- **Task prompt**
Please list all lines of the material below in which the string "layer" occurs.

Chart and figure data
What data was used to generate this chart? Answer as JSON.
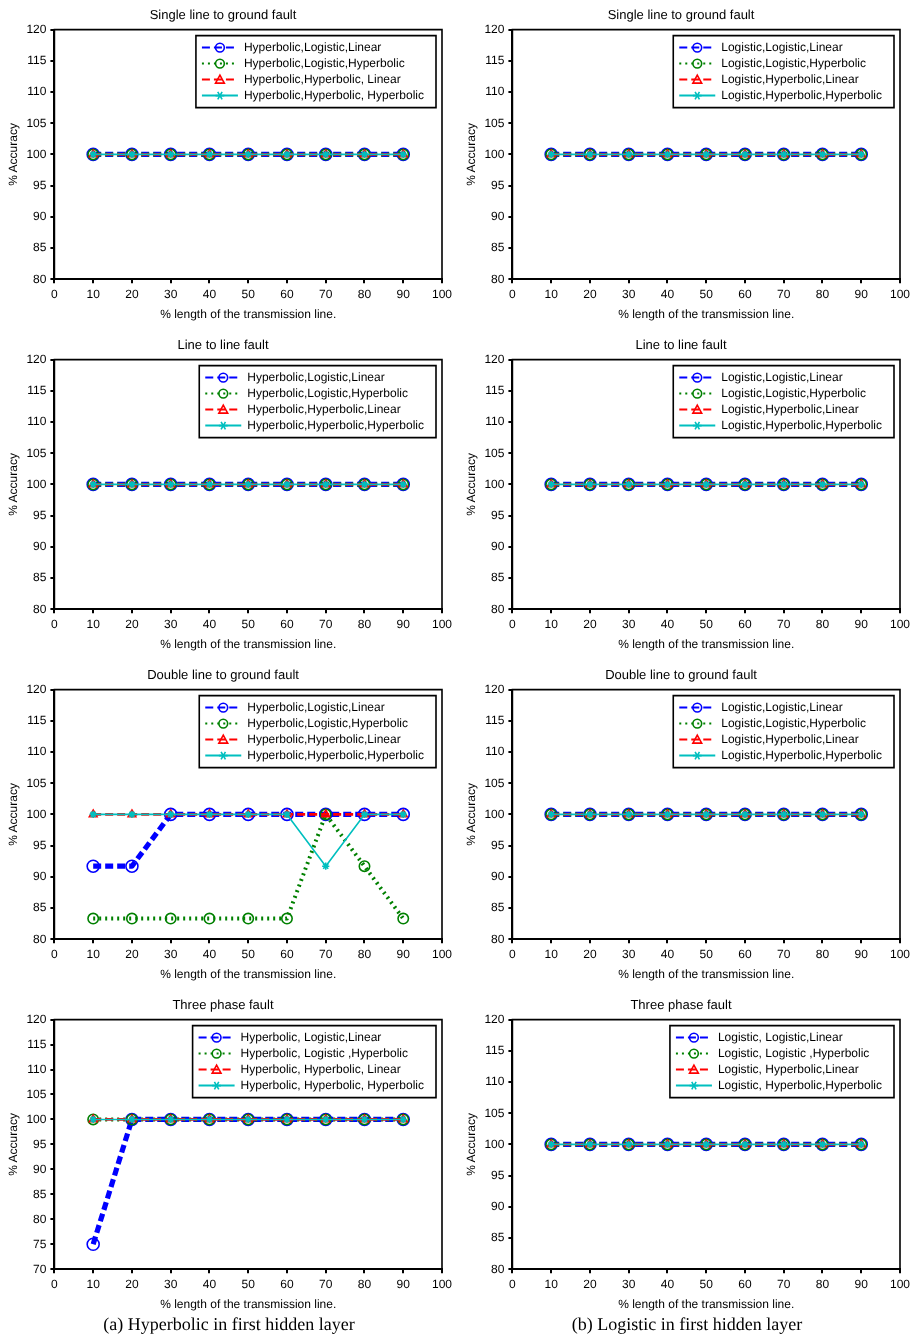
{
  "chart_data": [
    {
      "type": "line",
      "title": "Single line to ground fault",
      "xlabel": "% length of the transmission line.",
      "ylabel": "% Accuracy",
      "x": [
        10,
        20,
        30,
        40,
        50,
        60,
        70,
        80,
        90
      ],
      "xlim": [
        0,
        100
      ],
      "xticks": [
        0,
        10,
        20,
        30,
        40,
        50,
        60,
        70,
        80,
        90,
        100
      ],
      "ylim": [
        80,
        120
      ],
      "yticks": [
        80,
        85,
        90,
        95,
        100,
        105,
        110,
        115,
        120
      ],
      "legend": "top right",
      "series": [
        {
          "name": "Hyperbolic,Logistic,Linear",
          "color": "#0000ff",
          "marker": "circle",
          "line_style": "dashed",
          "values": [
            100,
            100,
            100,
            100,
            100,
            100,
            100,
            100,
            100
          ]
        },
        {
          "name": "Hyperbolic,Logistic,Hyperbolic",
          "color": "#008000",
          "marker": "circle",
          "line_style": "dotted",
          "values": [
            100,
            100,
            100,
            100,
            100,
            100,
            100,
            100,
            100
          ]
        },
        {
          "name": "Hyperbolic,Hyperbolic, Linear",
          "color": "#ff0000",
          "marker": "triangle",
          "line_style": "dashed",
          "values": [
            100,
            100,
            100,
            100,
            100,
            100,
            100,
            100,
            100
          ]
        },
        {
          "name": "Hyperbolic,Hyperbolic, Hyperbolic",
          "color": "#00bfbf",
          "marker": "cross",
          "line_style": "solid",
          "values": [
            100,
            100,
            100,
            100,
            100,
            100,
            100,
            100,
            100
          ]
        }
      ]
    },
    {
      "type": "line",
      "title": "Single line to ground fault",
      "xlabel": "% length of the transmission line.",
      "ylabel": "% Accuracy",
      "x": [
        10,
        20,
        30,
        40,
        50,
        60,
        70,
        80,
        90
      ],
      "xlim": [
        0,
        100
      ],
      "xticks": [
        0,
        10,
        20,
        30,
        40,
        50,
        60,
        70,
        80,
        90,
        100
      ],
      "ylim": [
        80,
        120
      ],
      "yticks": [
        80,
        85,
        90,
        95,
        100,
        105,
        110,
        115,
        120
      ],
      "legend": "top right",
      "series": [
        {
          "name": "Logistic,Logistic,Linear",
          "color": "#0000ff",
          "marker": "circle",
          "line_style": "dashed",
          "values": [
            100,
            100,
            100,
            100,
            100,
            100,
            100,
            100,
            100
          ]
        },
        {
          "name": "Logistic,Logistic,Hyperbolic",
          "color": "#008000",
          "marker": "circle",
          "line_style": "dotted",
          "values": [
            100,
            100,
            100,
            100,
            100,
            100,
            100,
            100,
            100
          ]
        },
        {
          "name": "Logistic,Hyperbolic,Linear",
          "color": "#ff0000",
          "marker": "triangle",
          "line_style": "dashed",
          "values": [
            100,
            100,
            100,
            100,
            100,
            100,
            100,
            100,
            100
          ]
        },
        {
          "name": "Logistic,Hyperbolic,Hyperbolic",
          "color": "#00bfbf",
          "marker": "cross",
          "line_style": "solid",
          "values": [
            100,
            100,
            100,
            100,
            100,
            100,
            100,
            100,
            100
          ]
        }
      ]
    },
    {
      "type": "line",
      "title": "Line to line fault",
      "xlabel": "% length of the transmission line.",
      "ylabel": "% Accuracy",
      "x": [
        10,
        20,
        30,
        40,
        50,
        60,
        70,
        80,
        90
      ],
      "xlim": [
        0,
        100
      ],
      "xticks": [
        0,
        10,
        20,
        30,
        40,
        50,
        60,
        70,
        80,
        90,
        100
      ],
      "ylim": [
        80,
        120
      ],
      "yticks": [
        80,
        85,
        90,
        95,
        100,
        105,
        110,
        115,
        120
      ],
      "legend": "top right",
      "series": [
        {
          "name": "Hyperbolic,Logistic,Linear",
          "color": "#0000ff",
          "marker": "circle",
          "line_style": "dashed",
          "values": [
            100,
            100,
            100,
            100,
            100,
            100,
            100,
            100,
            100
          ]
        },
        {
          "name": "Hyperbolic,Logistic,Hyperbolic",
          "color": "#008000",
          "marker": "circle",
          "line_style": "dotted",
          "values": [
            100,
            100,
            100,
            100,
            100,
            100,
            100,
            100,
            100
          ]
        },
        {
          "name": "Hyperbolic,Hyperbolic,Linear",
          "color": "#ff0000",
          "marker": "triangle",
          "line_style": "dashed",
          "values": [
            100,
            100,
            100,
            100,
            100,
            100,
            100,
            100,
            100
          ]
        },
        {
          "name": "Hyperbolic,Hyperbolic,Hyperbolic",
          "color": "#00bfbf",
          "marker": "cross",
          "line_style": "solid",
          "values": [
            100,
            100,
            100,
            100,
            100,
            100,
            100,
            100,
            100
          ]
        }
      ]
    },
    {
      "type": "line",
      "title": "Line to line fault",
      "xlabel": "% length of the transmission line.",
      "ylabel": "% Accuracy",
      "x": [
        10,
        20,
        30,
        40,
        50,
        60,
        70,
        80,
        90
      ],
      "xlim": [
        0,
        100
      ],
      "xticks": [
        0,
        10,
        20,
        30,
        40,
        50,
        60,
        70,
        80,
        90,
        100
      ],
      "ylim": [
        80,
        120
      ],
      "yticks": [
        80,
        85,
        90,
        95,
        100,
        105,
        110,
        115,
        120
      ],
      "legend": "top right",
      "series": [
        {
          "name": "Logistic,Logistic,Linear",
          "color": "#0000ff",
          "marker": "circle",
          "line_style": "dashed",
          "values": [
            100,
            100,
            100,
            100,
            100,
            100,
            100,
            100,
            100
          ]
        },
        {
          "name": "Logistic,Logistic,Hyperbolic",
          "color": "#008000",
          "marker": "circle",
          "line_style": "dotted",
          "values": [
            100,
            100,
            100,
            100,
            100,
            100,
            100,
            100,
            100
          ]
        },
        {
          "name": "Logistic,Hyperbolic,Linear",
          "color": "#ff0000",
          "marker": "triangle",
          "line_style": "dashed",
          "values": [
            100,
            100,
            100,
            100,
            100,
            100,
            100,
            100,
            100
          ]
        },
        {
          "name": "Logistic,Hyperbolic,Hyperbolic",
          "color": "#00bfbf",
          "marker": "cross",
          "line_style": "solid",
          "values": [
            100,
            100,
            100,
            100,
            100,
            100,
            100,
            100,
            100
          ]
        }
      ]
    },
    {
      "type": "line",
      "title": "Double line to ground fault",
      "xlabel": "% length of the transmission line.",
      "ylabel": "% Accuracy",
      "x": [
        10,
        20,
        30,
        40,
        50,
        60,
        70,
        80,
        90
      ],
      "xlim": [
        0,
        100
      ],
      "xticks": [
        0,
        10,
        20,
        30,
        40,
        50,
        60,
        70,
        80,
        90,
        100
      ],
      "ylim": [
        80,
        120
      ],
      "yticks": [
        80,
        85,
        90,
        95,
        100,
        105,
        110,
        115,
        120
      ],
      "legend": "top right",
      "series": [
        {
          "name": "Hyperbolic,Logistic,Linear",
          "color": "#0000ff",
          "marker": "circle",
          "line_style": "dashed",
          "values": [
            91.7,
            91.7,
            100,
            100,
            100,
            100,
            100,
            100,
            100
          ]
        },
        {
          "name": "Hyperbolic,Logistic,Hyperbolic",
          "color": "#008000",
          "marker": "circle",
          "line_style": "dotted",
          "values": [
            83.3,
            83.3,
            83.3,
            83.3,
            83.3,
            83.3,
            100,
            91.7,
            83.3
          ]
        },
        {
          "name": "Hyperbolic,Hyperbolic,Linear",
          "color": "#ff0000",
          "marker": "triangle",
          "line_style": "dashed",
          "values": [
            100,
            100,
            100,
            100,
            100,
            100,
            100,
            100,
            100
          ]
        },
        {
          "name": "Hyperbolic,Hyperbolic,Hyperbolic",
          "color": "#00bfbf",
          "marker": "cross",
          "line_style": "solid",
          "values": [
            100,
            100,
            100,
            100,
            100,
            100,
            91.7,
            100,
            100
          ]
        }
      ]
    },
    {
      "type": "line",
      "title": "Double line to ground fault",
      "xlabel": "% length of the transmission line.",
      "ylabel": "% Accuracy",
      "x": [
        10,
        20,
        30,
        40,
        50,
        60,
        70,
        80,
        90
      ],
      "xlim": [
        0,
        100
      ],
      "xticks": [
        0,
        10,
        20,
        30,
        40,
        50,
        60,
        70,
        80,
        90,
        100
      ],
      "ylim": [
        80,
        120
      ],
      "yticks": [
        80,
        85,
        90,
        95,
        100,
        105,
        110,
        115,
        120
      ],
      "legend": "top right",
      "series": [
        {
          "name": "Logistic,Logistic,Linear",
          "color": "#0000ff",
          "marker": "circle",
          "line_style": "dashed",
          "values": [
            100,
            100,
            100,
            100,
            100,
            100,
            100,
            100,
            100
          ]
        },
        {
          "name": "Logistic,Logistic,Hyperbolic",
          "color": "#008000",
          "marker": "circle",
          "line_style": "dotted",
          "values": [
            100,
            100,
            100,
            100,
            100,
            100,
            100,
            100,
            100
          ]
        },
        {
          "name": "Logistic,Hyperbolic,Linear",
          "color": "#ff0000",
          "marker": "triangle",
          "line_style": "dashed",
          "values": [
            100,
            100,
            100,
            100,
            100,
            100,
            100,
            100,
            100
          ]
        },
        {
          "name": "Logistic,Hyperbolic,Hyperbolic",
          "color": "#00bfbf",
          "marker": "cross",
          "line_style": "solid",
          "values": [
            100,
            100,
            100,
            100,
            100,
            100,
            100,
            100,
            100
          ]
        }
      ]
    },
    {
      "type": "line",
      "title": "Three phase fault",
      "xlabel": "% length of the transmission line.",
      "ylabel": "% Accuracy",
      "x": [
        10,
        20,
        30,
        40,
        50,
        60,
        70,
        80,
        90
      ],
      "xlim": [
        0,
        100
      ],
      "xticks": [
        0,
        10,
        20,
        30,
        40,
        50,
        60,
        70,
        80,
        90,
        100
      ],
      "ylim": [
        70,
        120
      ],
      "yticks": [
        70,
        75,
        80,
        85,
        90,
        95,
        100,
        105,
        110,
        115,
        120
      ],
      "legend": "top right",
      "annotations": [
        "(a) Hyperbolic in first hidden layer"
      ],
      "series": [
        {
          "name": "Hyperbolic, Logistic,Linear",
          "color": "#0000ff",
          "marker": "circle",
          "line_style": "dashed",
          "values": [
            75,
            100,
            100,
            100,
            100,
            100,
            100,
            100,
            100
          ]
        },
        {
          "name": "Hyperbolic, Logistic ,Hyperbolic",
          "color": "#008000",
          "marker": "circle",
          "line_style": "dotted",
          "values": [
            100,
            100,
            100,
            100,
            100,
            100,
            100,
            100,
            100
          ]
        },
        {
          "name": "Hyperbolic, Hyperbolic, Linear",
          "color": "#ff0000",
          "marker": "triangle",
          "line_style": "dashed",
          "values": [
            100,
            100,
            100,
            100,
            100,
            100,
            100,
            100,
            100
          ]
        },
        {
          "name": "Hyperbolic, Hyperbolic, Hyperbolic",
          "color": "#00bfbf",
          "marker": "cross",
          "line_style": "solid",
          "values": [
            100,
            100,
            100,
            100,
            100,
            100,
            100,
            100,
            100
          ]
        }
      ]
    },
    {
      "type": "line",
      "title": "Three phase fault",
      "xlabel": "% length of the transmission line.",
      "ylabel": "% Accuracy",
      "x": [
        10,
        20,
        30,
        40,
        50,
        60,
        70,
        80,
        90
      ],
      "xlim": [
        0,
        100
      ],
      "xticks": [
        0,
        10,
        20,
        30,
        40,
        50,
        60,
        70,
        80,
        90,
        100
      ],
      "ylim": [
        80,
        120
      ],
      "yticks": [
        80,
        85,
        90,
        95,
        100,
        105,
        110,
        115,
        120
      ],
      "legend": "top right",
      "annotations": [
        "(b) Logistic in first hidden layer"
      ],
      "series": [
        {
          "name": "Logistic, Logistic,Linear",
          "color": "#0000ff",
          "marker": "circle",
          "line_style": "dashed",
          "values": [
            100,
            100,
            100,
            100,
            100,
            100,
            100,
            100,
            100
          ]
        },
        {
          "name": "Logistic, Logistic ,Hyperbolic",
          "color": "#008000",
          "marker": "circle",
          "line_style": "dotted",
          "values": [
            100,
            100,
            100,
            100,
            100,
            100,
            100,
            100,
            100
          ]
        },
        {
          "name": "Logistic, Hyperbolic,Linear",
          "color": "#ff0000",
          "marker": "triangle",
          "line_style": "dashed",
          "values": [
            100,
            100,
            100,
            100,
            100,
            100,
            100,
            100,
            100
          ]
        },
        {
          "name": "Logistic, Hyperbolic,Hyperbolic",
          "color": "#00bfbf",
          "marker": "cross",
          "line_style": "solid",
          "values": [
            100,
            100,
            100,
            100,
            100,
            100,
            100,
            100,
            100
          ]
        }
      ]
    }
  ]
}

- **Exercise answer**
        "(a) Hyperbolic in first hidden layer"
        "(b) Logistic in first hidden layer"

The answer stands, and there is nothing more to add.